### WHAT THE EXERCISE ASKS
Copy the whole SV-PAM study summary below word for word.

### TEXT EXCERPT
^^^^^^^^^^^^^^^^
Purpose of the Study:

  • To introduce Speckle Variance Photoacoustic Microscopy (SV-PAM) for high-resolution, 3D in vivo hemodynamic imaging.
  • To leverage intrinsic contrast from moving red blood cells for enhanced microvascular visualization.

Main Methods:

  • Acquisition of consecutive photoacoustic B-scan frames at identical lateral positions.
  • Calculation of speckle variance from these frames to identify blood perfusion and occlusion.
  • In vivo imaging of microvascular occlusion and reperfusion in mouse ears.

Main Results:

  • SV-PAM successfully recovered 3D hemodynamic images with capillary-level resolution.
  • Accurate identification of blood perfusion and occlusion was achieved, revealing dynamic blood flow.
^^^^^^^^^^^^^^^^
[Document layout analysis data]
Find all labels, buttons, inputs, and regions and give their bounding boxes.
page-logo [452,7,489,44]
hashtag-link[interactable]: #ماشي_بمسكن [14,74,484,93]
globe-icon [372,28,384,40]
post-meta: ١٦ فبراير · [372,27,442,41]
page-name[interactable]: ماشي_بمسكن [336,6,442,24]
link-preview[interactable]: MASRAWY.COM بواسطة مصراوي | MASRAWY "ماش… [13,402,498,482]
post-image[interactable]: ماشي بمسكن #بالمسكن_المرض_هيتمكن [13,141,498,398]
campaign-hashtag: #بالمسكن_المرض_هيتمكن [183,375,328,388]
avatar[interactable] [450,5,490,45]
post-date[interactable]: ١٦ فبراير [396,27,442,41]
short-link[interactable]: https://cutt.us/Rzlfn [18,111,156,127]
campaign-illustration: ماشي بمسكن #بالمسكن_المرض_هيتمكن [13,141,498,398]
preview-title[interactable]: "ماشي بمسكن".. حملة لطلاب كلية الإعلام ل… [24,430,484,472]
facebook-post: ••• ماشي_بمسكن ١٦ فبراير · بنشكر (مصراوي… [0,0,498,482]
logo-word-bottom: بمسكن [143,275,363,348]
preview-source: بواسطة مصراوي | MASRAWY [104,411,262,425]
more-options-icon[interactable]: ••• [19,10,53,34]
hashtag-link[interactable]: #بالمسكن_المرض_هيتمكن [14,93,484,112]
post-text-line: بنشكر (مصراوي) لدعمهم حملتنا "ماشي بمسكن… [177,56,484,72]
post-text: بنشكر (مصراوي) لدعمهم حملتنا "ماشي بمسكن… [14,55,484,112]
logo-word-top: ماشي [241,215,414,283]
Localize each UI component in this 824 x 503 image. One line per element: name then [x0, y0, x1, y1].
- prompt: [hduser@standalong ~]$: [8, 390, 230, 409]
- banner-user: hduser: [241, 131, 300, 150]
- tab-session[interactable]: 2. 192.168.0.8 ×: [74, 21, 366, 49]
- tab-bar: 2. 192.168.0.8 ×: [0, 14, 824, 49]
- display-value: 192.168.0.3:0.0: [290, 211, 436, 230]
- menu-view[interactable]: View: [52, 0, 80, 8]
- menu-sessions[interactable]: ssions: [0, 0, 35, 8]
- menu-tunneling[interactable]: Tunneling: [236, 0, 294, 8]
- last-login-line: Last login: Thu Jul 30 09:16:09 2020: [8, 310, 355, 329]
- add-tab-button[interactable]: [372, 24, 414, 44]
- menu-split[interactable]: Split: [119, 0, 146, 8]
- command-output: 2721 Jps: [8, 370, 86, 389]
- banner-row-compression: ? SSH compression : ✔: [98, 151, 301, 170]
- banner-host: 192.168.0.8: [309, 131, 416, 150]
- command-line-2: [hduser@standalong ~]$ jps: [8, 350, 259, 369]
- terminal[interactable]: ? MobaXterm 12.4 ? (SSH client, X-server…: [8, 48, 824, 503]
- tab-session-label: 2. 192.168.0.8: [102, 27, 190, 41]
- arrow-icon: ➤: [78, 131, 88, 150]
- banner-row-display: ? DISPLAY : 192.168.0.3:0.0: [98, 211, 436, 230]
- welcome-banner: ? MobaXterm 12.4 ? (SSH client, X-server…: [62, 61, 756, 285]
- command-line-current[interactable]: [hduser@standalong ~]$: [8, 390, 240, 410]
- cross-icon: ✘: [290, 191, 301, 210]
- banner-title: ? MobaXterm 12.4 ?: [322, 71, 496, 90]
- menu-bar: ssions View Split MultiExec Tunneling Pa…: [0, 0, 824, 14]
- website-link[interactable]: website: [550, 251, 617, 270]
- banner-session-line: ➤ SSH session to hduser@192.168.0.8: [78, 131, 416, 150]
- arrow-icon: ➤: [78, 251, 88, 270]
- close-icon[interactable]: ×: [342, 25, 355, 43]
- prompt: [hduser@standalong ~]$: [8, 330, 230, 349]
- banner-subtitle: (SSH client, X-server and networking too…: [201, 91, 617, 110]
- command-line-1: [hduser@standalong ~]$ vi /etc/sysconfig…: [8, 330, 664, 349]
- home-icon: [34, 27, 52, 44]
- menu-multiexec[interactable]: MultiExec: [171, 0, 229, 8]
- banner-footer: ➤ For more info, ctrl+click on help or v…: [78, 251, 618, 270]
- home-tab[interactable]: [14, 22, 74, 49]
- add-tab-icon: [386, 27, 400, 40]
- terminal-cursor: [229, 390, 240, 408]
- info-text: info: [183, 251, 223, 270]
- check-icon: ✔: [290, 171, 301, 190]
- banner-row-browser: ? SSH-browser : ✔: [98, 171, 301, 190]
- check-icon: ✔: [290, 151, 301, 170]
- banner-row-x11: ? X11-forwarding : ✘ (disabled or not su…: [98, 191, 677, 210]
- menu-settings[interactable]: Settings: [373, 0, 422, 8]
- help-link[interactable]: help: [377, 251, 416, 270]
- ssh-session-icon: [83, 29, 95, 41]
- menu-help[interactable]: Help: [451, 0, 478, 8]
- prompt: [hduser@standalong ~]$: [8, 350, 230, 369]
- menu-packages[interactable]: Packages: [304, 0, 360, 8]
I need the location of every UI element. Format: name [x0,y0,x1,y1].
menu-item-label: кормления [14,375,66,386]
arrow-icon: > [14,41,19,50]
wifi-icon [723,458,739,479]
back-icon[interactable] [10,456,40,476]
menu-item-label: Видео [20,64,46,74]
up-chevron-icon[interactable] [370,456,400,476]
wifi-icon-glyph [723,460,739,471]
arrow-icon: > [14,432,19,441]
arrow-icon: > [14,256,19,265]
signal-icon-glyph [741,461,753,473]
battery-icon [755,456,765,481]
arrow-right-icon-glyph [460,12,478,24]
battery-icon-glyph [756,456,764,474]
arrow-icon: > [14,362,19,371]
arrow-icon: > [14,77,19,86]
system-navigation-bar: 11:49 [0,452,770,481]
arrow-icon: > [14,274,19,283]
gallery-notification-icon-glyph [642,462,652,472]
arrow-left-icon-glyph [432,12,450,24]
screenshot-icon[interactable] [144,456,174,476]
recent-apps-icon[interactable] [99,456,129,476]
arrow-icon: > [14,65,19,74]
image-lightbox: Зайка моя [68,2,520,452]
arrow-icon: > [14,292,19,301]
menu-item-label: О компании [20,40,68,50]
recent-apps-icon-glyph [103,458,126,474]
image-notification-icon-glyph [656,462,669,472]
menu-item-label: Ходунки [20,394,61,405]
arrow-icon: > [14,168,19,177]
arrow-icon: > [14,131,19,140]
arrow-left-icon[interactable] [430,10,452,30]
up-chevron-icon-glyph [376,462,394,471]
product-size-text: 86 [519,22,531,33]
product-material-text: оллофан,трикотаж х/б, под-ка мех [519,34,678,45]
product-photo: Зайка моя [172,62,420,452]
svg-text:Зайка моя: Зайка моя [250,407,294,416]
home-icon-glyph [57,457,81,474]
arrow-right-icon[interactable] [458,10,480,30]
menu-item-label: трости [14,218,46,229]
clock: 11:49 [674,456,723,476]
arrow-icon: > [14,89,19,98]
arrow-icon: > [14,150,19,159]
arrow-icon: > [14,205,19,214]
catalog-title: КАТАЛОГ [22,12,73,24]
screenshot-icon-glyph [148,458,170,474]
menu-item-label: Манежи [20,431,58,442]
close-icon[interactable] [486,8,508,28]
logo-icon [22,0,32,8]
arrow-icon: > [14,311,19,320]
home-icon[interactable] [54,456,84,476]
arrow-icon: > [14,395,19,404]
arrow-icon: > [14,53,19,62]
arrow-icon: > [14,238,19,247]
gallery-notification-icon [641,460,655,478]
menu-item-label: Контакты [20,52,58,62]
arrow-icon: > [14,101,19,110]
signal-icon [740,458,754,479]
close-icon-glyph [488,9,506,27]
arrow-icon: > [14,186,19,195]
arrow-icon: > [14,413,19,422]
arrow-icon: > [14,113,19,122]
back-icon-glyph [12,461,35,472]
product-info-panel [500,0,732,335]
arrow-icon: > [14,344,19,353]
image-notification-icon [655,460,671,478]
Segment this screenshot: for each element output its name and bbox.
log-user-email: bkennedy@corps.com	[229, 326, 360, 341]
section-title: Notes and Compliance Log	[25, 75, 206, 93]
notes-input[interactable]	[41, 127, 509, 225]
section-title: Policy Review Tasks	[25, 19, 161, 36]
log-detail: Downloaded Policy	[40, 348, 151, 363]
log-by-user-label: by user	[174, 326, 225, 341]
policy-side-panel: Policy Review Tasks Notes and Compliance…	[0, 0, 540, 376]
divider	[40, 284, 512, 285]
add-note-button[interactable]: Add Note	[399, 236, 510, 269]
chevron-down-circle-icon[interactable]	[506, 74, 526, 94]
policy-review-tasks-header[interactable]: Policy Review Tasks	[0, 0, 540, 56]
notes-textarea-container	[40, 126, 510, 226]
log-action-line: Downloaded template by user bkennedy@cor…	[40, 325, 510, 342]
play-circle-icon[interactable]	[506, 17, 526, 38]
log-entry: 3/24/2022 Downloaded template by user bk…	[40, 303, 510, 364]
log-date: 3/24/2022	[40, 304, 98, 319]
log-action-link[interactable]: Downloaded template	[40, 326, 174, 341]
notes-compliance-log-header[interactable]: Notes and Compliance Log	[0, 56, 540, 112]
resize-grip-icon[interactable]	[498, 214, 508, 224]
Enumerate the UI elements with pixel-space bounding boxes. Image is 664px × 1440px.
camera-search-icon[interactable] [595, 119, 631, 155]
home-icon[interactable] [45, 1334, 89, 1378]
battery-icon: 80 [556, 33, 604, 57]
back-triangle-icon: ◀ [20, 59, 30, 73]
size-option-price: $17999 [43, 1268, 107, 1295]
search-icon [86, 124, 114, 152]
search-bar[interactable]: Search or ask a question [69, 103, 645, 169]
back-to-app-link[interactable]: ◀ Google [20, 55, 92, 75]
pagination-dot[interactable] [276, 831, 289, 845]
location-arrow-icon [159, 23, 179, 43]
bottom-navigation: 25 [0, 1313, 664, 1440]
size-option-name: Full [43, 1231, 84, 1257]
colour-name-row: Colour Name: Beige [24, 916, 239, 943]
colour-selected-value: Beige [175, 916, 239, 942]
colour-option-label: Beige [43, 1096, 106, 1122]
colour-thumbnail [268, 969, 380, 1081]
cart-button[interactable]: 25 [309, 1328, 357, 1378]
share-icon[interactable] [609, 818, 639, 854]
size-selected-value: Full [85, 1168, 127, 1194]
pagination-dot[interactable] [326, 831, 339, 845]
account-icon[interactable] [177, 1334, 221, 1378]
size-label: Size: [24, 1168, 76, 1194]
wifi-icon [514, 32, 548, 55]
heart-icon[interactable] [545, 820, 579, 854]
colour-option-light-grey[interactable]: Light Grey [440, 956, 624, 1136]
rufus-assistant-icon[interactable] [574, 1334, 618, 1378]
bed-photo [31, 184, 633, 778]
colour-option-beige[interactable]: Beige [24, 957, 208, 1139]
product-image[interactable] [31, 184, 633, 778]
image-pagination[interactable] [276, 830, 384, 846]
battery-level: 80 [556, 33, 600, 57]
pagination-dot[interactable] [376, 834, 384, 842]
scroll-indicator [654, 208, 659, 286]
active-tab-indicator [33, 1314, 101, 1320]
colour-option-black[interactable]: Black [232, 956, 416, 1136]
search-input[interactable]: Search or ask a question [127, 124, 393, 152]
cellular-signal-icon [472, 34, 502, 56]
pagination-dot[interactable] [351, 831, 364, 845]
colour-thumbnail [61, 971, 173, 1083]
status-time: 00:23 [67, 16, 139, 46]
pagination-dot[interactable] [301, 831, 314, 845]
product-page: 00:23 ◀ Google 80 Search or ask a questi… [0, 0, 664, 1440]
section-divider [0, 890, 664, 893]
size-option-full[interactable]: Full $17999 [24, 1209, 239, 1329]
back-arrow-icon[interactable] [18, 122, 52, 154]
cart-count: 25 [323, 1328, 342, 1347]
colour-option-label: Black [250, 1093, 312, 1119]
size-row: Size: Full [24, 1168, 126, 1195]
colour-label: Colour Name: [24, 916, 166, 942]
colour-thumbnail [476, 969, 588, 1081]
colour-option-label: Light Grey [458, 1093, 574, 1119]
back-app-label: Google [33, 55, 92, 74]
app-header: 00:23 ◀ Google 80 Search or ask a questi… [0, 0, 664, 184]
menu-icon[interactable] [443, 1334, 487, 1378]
^^^^^^^^^^^^^^^^
### ANSWER SECTION
Purpose of the Study:

  • To introduce Speckle Variance Photoacoustic Microscopy (SV-PAM) for high-resolution, 3D in vivo hemodynamic imaging.
  • To leverage intrinsic contrast from moving red blood cells for enhanced microvascular visualization.

Main Methods:

  • Acquisition of consecutive photoacoustic B-scan frames at identical lateral positions.
  • Calculation of speckle variance from these frames to identify blood perfusion and occlusion.
  • In vivo imaging of microvascular occlusion and reperfusion in mouse ears.

Main Results:

  • SV-PAM successfully recovered 3D hemodynamic images with capillary-level resolution.
  • Accurate identification of blood perfusion and occlusion was achieved, revealing dynamic blood flow.